_WHAT YOU NEED TO DO_
Which lines below contain the word "Magnetic"? Copy each of them.

(Items from a data source)
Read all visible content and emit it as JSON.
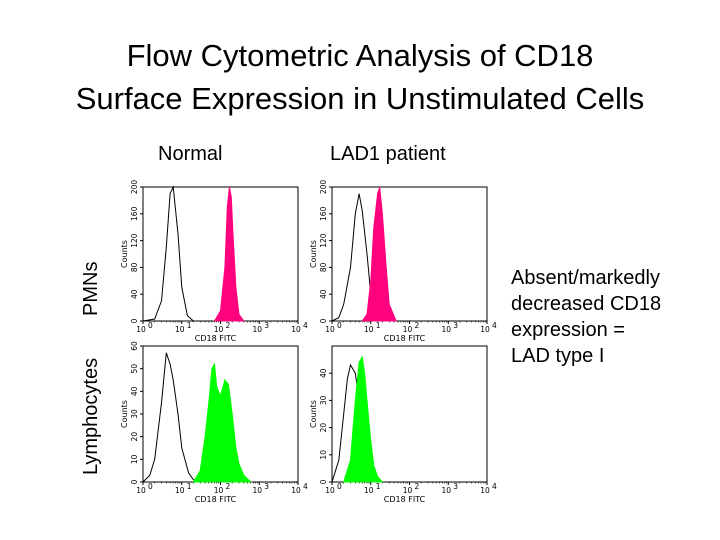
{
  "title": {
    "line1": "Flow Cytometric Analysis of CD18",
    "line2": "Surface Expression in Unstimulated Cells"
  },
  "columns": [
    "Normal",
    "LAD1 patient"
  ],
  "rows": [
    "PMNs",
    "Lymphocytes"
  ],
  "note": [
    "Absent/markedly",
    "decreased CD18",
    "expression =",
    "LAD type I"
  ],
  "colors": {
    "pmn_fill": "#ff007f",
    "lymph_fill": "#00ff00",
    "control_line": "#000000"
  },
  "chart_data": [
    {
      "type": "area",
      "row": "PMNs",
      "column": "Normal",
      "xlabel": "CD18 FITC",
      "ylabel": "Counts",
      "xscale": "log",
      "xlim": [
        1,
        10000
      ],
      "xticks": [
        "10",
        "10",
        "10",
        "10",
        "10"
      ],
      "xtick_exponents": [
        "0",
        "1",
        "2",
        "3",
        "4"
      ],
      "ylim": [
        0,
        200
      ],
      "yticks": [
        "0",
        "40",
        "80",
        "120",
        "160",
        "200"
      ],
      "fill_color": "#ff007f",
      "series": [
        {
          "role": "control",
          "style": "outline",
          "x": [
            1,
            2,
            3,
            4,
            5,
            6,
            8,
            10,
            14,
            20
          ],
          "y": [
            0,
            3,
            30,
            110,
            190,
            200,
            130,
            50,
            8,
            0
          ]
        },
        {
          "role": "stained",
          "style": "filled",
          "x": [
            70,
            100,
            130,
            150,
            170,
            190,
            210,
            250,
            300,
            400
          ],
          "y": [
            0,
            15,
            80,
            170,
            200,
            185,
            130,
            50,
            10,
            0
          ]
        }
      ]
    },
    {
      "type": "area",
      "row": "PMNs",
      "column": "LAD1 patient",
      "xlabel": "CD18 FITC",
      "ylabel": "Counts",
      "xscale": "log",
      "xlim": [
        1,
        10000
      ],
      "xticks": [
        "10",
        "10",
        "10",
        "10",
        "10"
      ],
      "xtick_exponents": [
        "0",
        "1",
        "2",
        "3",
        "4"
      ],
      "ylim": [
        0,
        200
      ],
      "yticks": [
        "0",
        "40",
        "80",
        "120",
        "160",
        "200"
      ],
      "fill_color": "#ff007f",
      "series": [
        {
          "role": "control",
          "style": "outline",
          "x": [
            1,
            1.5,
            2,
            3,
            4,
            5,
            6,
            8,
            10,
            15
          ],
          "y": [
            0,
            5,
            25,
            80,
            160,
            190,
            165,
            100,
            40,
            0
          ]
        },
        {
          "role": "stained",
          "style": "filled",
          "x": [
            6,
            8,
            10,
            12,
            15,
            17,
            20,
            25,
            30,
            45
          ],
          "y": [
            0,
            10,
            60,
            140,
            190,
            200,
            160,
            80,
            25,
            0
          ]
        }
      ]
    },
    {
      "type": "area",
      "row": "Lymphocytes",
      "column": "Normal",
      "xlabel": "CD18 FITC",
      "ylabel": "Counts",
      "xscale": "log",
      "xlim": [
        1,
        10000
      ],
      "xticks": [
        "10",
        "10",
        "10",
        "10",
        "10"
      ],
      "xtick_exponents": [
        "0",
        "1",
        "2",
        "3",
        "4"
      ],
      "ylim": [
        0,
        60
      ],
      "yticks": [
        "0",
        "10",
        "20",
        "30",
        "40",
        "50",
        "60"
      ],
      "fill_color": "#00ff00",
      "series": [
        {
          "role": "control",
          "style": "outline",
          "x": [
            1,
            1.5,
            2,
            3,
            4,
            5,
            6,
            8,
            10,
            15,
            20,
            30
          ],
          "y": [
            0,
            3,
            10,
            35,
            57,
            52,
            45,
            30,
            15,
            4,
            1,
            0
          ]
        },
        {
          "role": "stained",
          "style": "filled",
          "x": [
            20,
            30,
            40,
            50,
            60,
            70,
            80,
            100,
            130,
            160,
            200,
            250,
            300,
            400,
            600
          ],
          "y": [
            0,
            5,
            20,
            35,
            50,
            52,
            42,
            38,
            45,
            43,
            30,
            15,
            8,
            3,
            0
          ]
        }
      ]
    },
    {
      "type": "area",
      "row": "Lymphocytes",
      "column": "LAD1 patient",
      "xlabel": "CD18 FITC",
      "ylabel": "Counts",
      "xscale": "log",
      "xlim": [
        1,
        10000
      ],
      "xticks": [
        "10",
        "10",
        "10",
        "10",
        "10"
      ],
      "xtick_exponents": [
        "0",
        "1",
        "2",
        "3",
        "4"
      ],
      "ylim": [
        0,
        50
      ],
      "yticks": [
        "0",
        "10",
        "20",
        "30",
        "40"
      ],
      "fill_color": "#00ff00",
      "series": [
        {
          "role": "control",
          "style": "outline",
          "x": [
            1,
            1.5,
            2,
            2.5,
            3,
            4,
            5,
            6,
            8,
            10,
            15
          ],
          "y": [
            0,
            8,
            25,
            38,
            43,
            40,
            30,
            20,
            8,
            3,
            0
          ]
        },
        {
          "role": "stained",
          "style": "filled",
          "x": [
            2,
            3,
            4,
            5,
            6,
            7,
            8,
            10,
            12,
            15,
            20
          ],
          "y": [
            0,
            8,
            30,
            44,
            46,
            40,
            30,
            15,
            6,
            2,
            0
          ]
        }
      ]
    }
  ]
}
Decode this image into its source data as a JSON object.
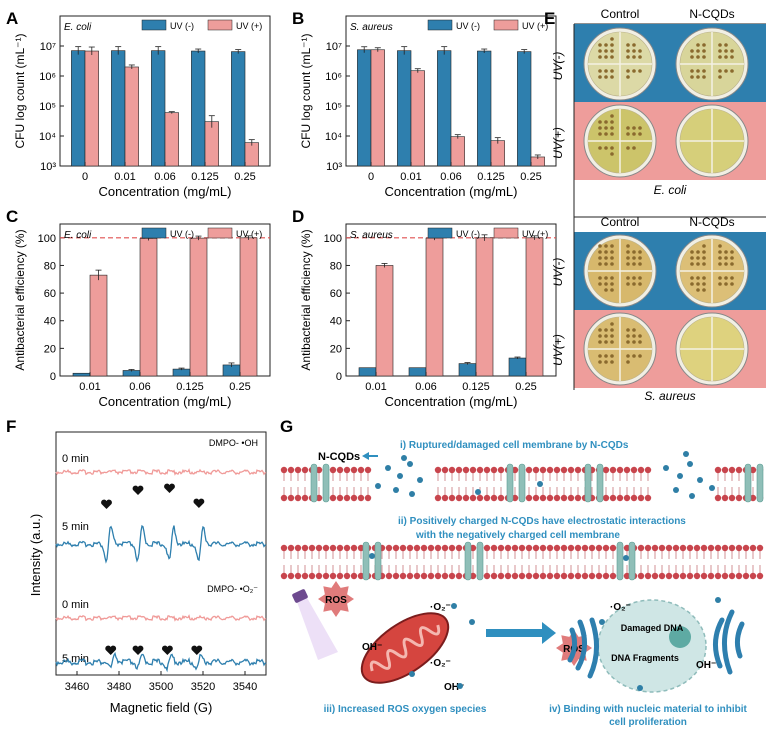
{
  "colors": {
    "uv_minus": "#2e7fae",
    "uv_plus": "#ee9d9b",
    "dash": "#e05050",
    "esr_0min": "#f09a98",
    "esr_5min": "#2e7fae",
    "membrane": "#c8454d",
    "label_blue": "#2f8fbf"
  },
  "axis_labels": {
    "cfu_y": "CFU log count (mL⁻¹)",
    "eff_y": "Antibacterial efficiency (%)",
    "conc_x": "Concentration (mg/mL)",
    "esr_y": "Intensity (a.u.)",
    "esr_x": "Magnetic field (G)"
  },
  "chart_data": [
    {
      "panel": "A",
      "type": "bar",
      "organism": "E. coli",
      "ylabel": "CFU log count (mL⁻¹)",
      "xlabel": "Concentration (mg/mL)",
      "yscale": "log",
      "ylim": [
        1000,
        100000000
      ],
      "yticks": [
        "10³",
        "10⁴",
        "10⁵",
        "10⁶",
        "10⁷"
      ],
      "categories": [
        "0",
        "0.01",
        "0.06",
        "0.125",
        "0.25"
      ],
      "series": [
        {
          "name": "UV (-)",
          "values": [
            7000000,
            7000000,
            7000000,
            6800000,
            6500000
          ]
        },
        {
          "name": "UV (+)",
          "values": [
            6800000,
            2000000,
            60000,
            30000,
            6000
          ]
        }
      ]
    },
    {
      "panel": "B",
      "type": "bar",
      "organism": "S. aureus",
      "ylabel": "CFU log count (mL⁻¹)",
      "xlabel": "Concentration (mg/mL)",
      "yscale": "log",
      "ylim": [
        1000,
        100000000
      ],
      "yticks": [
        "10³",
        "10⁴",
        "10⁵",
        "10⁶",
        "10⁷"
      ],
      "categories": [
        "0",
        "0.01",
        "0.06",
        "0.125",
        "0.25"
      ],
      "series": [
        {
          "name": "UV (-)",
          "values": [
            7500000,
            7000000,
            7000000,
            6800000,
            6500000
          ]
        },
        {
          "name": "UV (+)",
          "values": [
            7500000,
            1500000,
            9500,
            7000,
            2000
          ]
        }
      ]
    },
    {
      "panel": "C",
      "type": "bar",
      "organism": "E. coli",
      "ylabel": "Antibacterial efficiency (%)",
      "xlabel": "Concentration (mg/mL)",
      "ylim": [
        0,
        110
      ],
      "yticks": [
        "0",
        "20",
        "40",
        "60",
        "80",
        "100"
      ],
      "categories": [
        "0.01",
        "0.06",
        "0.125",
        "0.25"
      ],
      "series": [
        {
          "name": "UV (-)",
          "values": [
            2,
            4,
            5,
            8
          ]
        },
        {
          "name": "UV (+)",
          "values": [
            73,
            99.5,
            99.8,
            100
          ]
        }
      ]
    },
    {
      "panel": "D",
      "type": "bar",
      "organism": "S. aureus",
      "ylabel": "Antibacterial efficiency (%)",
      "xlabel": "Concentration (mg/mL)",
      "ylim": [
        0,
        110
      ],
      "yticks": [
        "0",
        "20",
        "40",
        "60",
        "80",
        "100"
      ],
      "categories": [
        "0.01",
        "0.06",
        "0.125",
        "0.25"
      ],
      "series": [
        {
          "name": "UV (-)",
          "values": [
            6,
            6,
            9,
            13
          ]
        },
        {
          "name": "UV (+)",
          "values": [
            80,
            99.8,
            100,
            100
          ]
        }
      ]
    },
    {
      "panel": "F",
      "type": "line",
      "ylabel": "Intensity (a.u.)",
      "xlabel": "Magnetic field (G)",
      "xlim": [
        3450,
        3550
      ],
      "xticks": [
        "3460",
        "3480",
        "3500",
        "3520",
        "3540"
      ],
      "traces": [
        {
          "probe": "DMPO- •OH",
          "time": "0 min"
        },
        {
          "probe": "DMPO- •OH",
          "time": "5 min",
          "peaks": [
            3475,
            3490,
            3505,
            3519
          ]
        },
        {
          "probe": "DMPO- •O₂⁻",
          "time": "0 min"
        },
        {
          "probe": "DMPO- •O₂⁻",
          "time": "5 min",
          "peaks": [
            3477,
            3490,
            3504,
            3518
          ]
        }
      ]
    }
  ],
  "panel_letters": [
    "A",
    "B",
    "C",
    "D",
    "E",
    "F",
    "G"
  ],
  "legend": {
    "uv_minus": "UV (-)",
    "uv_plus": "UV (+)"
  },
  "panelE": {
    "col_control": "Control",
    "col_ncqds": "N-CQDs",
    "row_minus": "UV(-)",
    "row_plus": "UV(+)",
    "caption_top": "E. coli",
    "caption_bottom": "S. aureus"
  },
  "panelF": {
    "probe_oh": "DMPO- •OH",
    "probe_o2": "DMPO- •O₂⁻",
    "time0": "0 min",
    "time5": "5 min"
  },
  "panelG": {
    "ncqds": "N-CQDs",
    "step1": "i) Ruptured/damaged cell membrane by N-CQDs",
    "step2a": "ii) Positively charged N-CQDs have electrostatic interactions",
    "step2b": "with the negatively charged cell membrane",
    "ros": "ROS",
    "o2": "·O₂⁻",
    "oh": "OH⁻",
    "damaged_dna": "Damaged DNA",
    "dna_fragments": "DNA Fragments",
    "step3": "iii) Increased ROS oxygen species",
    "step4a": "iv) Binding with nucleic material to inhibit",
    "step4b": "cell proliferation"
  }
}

_SOLVED PROBLEM_
    "esr_x": "Magnetic field (G)"
      "xlabel": "Magnetic field (G)",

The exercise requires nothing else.